GIVEN PROBLEM
Which lines in the material below contain the word "Ring"? Copy each of them.

* * *

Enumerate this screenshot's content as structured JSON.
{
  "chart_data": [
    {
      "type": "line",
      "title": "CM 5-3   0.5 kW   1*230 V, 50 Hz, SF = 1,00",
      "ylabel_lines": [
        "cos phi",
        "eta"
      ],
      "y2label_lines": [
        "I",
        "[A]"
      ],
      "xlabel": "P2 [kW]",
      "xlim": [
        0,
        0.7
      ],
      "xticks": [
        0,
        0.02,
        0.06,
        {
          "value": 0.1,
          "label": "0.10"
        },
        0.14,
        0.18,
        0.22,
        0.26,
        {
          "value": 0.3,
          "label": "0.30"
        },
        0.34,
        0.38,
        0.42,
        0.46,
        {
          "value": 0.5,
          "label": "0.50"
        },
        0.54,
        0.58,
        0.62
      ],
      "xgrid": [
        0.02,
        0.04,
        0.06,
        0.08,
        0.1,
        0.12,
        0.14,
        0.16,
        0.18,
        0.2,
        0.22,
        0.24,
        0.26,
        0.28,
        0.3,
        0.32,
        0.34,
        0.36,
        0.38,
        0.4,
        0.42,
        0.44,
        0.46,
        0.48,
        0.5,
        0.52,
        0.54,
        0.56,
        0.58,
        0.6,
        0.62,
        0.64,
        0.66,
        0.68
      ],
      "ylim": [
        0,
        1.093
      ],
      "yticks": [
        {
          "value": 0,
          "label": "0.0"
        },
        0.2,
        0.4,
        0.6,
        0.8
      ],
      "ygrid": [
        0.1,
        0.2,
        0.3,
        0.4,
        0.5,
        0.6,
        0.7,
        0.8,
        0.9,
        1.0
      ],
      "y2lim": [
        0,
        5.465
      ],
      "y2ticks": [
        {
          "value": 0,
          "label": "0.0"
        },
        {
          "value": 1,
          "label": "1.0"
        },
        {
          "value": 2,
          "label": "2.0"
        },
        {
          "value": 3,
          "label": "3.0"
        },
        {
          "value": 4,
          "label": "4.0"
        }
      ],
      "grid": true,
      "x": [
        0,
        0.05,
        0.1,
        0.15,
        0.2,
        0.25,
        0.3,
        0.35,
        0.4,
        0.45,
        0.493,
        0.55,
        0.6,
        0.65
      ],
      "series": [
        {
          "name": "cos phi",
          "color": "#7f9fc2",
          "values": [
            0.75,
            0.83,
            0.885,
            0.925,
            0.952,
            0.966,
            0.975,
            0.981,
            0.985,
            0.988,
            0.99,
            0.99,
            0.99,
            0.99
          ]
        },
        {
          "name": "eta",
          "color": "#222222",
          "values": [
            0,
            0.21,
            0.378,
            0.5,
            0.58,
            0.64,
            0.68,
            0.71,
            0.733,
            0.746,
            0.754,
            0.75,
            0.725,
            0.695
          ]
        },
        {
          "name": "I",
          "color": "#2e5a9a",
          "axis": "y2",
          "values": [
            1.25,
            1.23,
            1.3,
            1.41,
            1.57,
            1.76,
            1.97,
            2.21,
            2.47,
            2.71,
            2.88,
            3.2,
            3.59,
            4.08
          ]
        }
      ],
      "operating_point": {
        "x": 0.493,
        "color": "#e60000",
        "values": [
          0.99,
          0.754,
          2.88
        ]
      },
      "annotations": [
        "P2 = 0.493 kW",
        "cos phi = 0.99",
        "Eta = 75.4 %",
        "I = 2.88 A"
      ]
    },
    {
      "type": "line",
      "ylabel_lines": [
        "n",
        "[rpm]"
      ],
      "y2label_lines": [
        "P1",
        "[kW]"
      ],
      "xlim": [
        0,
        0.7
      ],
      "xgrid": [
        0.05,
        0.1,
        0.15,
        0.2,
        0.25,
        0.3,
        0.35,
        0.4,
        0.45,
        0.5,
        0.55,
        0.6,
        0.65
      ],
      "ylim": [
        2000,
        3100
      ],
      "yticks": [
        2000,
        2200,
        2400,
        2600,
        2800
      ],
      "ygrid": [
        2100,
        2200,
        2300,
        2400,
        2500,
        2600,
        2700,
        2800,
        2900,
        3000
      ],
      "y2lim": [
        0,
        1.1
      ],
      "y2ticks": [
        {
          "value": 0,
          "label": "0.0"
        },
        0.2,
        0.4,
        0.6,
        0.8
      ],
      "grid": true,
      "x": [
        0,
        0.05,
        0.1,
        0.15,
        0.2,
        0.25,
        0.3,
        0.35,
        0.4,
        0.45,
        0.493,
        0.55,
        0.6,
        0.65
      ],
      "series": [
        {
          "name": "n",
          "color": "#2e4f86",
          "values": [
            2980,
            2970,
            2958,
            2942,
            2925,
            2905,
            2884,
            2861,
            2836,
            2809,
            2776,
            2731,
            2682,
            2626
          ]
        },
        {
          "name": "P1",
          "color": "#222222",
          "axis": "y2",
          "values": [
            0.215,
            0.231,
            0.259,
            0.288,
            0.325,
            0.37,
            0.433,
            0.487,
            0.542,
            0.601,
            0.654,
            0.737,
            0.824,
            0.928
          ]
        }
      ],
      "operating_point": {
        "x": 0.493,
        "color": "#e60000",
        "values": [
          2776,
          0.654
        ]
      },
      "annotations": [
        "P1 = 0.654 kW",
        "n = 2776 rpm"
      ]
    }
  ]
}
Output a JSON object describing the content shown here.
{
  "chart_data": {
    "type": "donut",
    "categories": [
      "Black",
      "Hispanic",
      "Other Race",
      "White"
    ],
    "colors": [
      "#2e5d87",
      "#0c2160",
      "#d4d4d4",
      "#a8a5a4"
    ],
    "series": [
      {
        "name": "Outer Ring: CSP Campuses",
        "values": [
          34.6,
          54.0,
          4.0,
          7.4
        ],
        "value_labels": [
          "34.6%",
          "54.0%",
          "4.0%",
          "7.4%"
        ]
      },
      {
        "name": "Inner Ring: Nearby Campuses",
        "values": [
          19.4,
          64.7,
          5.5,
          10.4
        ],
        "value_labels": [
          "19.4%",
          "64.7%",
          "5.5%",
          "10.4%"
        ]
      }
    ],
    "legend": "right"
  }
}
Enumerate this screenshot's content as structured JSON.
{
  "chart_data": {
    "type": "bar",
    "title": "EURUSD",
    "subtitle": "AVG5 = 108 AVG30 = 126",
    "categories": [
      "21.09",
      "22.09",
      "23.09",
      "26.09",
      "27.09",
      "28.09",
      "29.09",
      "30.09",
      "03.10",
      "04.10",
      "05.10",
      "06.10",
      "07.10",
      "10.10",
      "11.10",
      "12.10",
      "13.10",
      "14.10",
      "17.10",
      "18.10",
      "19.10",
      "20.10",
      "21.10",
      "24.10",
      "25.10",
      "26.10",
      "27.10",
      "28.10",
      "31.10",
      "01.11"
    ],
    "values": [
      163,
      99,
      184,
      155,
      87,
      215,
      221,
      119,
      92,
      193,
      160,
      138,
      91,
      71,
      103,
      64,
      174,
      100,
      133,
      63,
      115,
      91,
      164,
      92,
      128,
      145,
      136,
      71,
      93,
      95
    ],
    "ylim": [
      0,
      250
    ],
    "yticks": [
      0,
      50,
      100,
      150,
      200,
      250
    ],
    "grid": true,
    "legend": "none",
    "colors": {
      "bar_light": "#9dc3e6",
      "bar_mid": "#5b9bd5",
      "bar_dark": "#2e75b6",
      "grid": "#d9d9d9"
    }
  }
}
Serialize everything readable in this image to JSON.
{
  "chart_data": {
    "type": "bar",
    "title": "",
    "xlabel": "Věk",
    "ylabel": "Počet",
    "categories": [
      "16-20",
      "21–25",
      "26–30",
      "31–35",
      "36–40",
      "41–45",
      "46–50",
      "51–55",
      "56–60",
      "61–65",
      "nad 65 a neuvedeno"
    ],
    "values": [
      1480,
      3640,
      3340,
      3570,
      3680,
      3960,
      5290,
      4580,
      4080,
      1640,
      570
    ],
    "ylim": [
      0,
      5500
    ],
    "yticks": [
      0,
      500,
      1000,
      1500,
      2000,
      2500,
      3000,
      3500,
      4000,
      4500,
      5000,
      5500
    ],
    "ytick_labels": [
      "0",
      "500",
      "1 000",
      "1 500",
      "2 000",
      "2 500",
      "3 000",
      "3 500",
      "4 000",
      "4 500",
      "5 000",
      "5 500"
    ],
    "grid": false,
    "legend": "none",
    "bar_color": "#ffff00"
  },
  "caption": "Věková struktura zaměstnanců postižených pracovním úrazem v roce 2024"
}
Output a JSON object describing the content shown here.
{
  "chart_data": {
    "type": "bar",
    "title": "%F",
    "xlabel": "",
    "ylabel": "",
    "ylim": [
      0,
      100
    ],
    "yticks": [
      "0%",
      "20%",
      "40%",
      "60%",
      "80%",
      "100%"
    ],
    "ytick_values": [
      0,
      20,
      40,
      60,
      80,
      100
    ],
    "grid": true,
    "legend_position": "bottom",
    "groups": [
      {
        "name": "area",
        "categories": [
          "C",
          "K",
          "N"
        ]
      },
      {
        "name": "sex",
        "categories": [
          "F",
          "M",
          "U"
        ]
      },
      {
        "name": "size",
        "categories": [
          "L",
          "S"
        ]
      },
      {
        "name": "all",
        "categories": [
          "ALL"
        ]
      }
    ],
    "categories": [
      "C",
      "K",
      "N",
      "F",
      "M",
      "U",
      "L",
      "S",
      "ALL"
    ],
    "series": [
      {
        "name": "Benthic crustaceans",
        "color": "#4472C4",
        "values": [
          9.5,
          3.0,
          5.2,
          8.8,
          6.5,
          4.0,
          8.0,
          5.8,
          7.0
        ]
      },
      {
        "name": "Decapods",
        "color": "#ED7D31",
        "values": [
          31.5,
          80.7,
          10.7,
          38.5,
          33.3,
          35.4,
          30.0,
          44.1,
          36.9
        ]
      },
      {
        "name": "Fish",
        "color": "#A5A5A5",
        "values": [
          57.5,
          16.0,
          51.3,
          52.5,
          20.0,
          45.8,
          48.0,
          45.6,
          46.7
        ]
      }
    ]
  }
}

* * *

TASK ANSWER
        "name": "Outer Ring: CSP Campuses",
        "name": "Inner Ring: Nearby Campuses",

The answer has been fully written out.